§ **The task**: Quote, without change, all of the lines that follow.
### Material supplied ###
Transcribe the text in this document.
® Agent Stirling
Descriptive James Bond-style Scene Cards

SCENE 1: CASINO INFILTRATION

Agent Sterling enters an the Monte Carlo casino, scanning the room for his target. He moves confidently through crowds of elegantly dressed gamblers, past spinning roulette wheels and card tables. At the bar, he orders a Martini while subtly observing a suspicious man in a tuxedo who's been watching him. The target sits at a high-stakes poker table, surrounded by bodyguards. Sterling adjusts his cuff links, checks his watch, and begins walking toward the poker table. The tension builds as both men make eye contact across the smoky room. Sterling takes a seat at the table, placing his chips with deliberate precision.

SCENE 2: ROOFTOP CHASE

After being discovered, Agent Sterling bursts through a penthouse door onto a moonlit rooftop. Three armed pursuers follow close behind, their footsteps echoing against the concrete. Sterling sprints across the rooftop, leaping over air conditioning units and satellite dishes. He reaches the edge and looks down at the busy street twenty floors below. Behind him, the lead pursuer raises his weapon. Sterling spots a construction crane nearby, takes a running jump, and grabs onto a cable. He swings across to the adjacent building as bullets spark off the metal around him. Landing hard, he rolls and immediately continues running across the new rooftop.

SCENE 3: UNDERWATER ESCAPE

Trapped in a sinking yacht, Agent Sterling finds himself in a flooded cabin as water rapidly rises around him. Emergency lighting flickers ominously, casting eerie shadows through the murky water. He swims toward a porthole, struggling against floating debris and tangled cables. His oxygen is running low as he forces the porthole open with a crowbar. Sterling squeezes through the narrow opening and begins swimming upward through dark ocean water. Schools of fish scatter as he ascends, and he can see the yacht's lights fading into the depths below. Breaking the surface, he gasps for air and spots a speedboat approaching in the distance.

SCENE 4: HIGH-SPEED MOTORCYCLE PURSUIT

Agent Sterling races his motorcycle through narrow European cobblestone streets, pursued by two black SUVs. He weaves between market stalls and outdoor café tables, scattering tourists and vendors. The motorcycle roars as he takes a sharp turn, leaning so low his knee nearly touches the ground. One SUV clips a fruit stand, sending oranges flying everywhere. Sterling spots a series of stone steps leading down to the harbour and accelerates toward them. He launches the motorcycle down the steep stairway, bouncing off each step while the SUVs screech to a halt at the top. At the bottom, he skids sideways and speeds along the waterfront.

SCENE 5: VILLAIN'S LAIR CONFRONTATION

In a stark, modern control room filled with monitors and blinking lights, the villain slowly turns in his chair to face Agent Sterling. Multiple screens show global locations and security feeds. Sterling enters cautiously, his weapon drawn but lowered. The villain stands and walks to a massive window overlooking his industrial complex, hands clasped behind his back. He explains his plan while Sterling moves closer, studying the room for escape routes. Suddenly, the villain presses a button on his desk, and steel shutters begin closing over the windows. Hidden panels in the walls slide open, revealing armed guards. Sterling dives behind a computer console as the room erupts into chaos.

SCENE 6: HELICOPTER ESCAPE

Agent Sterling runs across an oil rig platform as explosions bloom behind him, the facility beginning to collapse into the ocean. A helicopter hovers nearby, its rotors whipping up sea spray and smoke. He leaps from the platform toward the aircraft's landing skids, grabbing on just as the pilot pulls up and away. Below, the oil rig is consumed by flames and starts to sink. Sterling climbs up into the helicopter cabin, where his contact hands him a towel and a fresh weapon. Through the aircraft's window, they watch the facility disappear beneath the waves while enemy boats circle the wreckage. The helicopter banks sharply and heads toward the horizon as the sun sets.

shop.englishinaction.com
###
§ **Output for this task**:
Transcribe the text in this document.
® Agent Stirling
Descriptive James Bond-style Scene Cards

SCENE 1: CASINO INFILTRATION

Agent Sterling enters an the Monte Carlo casino, scanning the room for his target. He moves confidently through crowds of elegantly dressed gamblers, past spinning roulette wheels and card tables. At the bar, he orders a Martini while subtly observing a suspicious man in a tuxedo who's been watching him. The target sits at a high-stakes poker table, surrounded by bodyguards. Sterling adjusts his cuff links, checks his watch, and begins walking toward the poker table. The tension builds as both men make eye contact across the smoky room. Sterling takes a seat at the table, placing his chips with deliberate precision.

SCENE 2: ROOFTOP CHASE

After being discovered, Agent Sterling bursts through a penthouse door onto a moonlit rooftop. Three armed pursuers follow close behind, their footsteps echoing against the concrete. Sterling sprints across the rooftop, leaping over air conditioning units and satellite dishes. He reaches the edge and looks down at the busy street twenty floors below. Behind him, the lead pursuer raises his weapon. Sterling spots a construction crane nearby, takes a running jump, and grabs onto a cable. He swings across to the adjacent building as bullets spark off the metal around him. Landing hard, he rolls and immediately continues running across the new rooftop.

SCENE 3: UNDERWATER ESCAPE

Trapped in a sinking yacht, Agent Sterling finds himself in a flooded cabin as water rapidly rises around him. Emergency lighting flickers ominously, casting eerie shadows through the murky water. He swims toward a porthole, struggling against floating debris and tangled cables. His oxygen is running low as he forces the porthole open with a crowbar. Sterling squeezes through the narrow opening and begins swimming upward through dark ocean water. Schools of fish scatter as he ascends, and he can see the yacht's lights fading into the depths below. Breaking the surface, he gasps for air and spots a speedboat approaching in the distance.

SCENE 4: HIGH-SPEED MOTORCYCLE PURSUIT

Agent Sterling races his motorcycle through narrow European cobblestone streets, pursued by two black SUVs. He weaves between market stalls and outdoor café tables, scattering tourists and vendors. The motorcycle roars as he takes a sharp turn, leaning so low his knee nearly touches the ground. One SUV clips a fruit stand, sending oranges flying everywhere. Sterling spots a series of stone steps leading down to the harbour and accelerates toward them. He launches the motorcycle down the steep stairway, bouncing off each step while the SUVs screech to a halt at the top. At the bottom, he skids sideways and speeds along the waterfront.

SCENE 5: VILLAIN'S LAIR CONFRONTATION

In a stark, modern control room filled with monitors and blinking lights, the villain slowly turns in his chair to face Agent Sterling. Multiple screens show global locations and security feeds. Sterling enters cautiously, his weapon drawn but lowered. The villain stands and walks to a massive window overlooking his industrial complex, hands clasped behind his back. He explains his plan while Sterling moves closer, studying the room for escape routes. Suddenly, the villain presses a button on his desk, and steel shutters begin closing over the windows. Hidden panels in the walls slide open, revealing armed guards. Sterling dives behind a computer console as the room erupts into chaos.

SCENE 6: HELICOPTER ESCAPE

Agent Sterling runs across an oil rig platform as explosions bloom behind him, the facility beginning to collapse into the ocean. A helicopter hovers nearby, its rotors whipping up sea spray and smoke. He leaps from the platform toward the aircraft's landing skids, grabbing on just as the pilot pulls up and away. Below, the oil rig is consumed by flames and starts to sink. Sterling climbs up into the helicopter cabin, where his contact hands him a towel and a fresh weapon. Through the aircraft's window, they watch the facility disappear beneath the waves while enemy boats circle the wreckage. The helicopter banks sharply and heads toward the horizon as the sun sets.

shop.englishinaction.com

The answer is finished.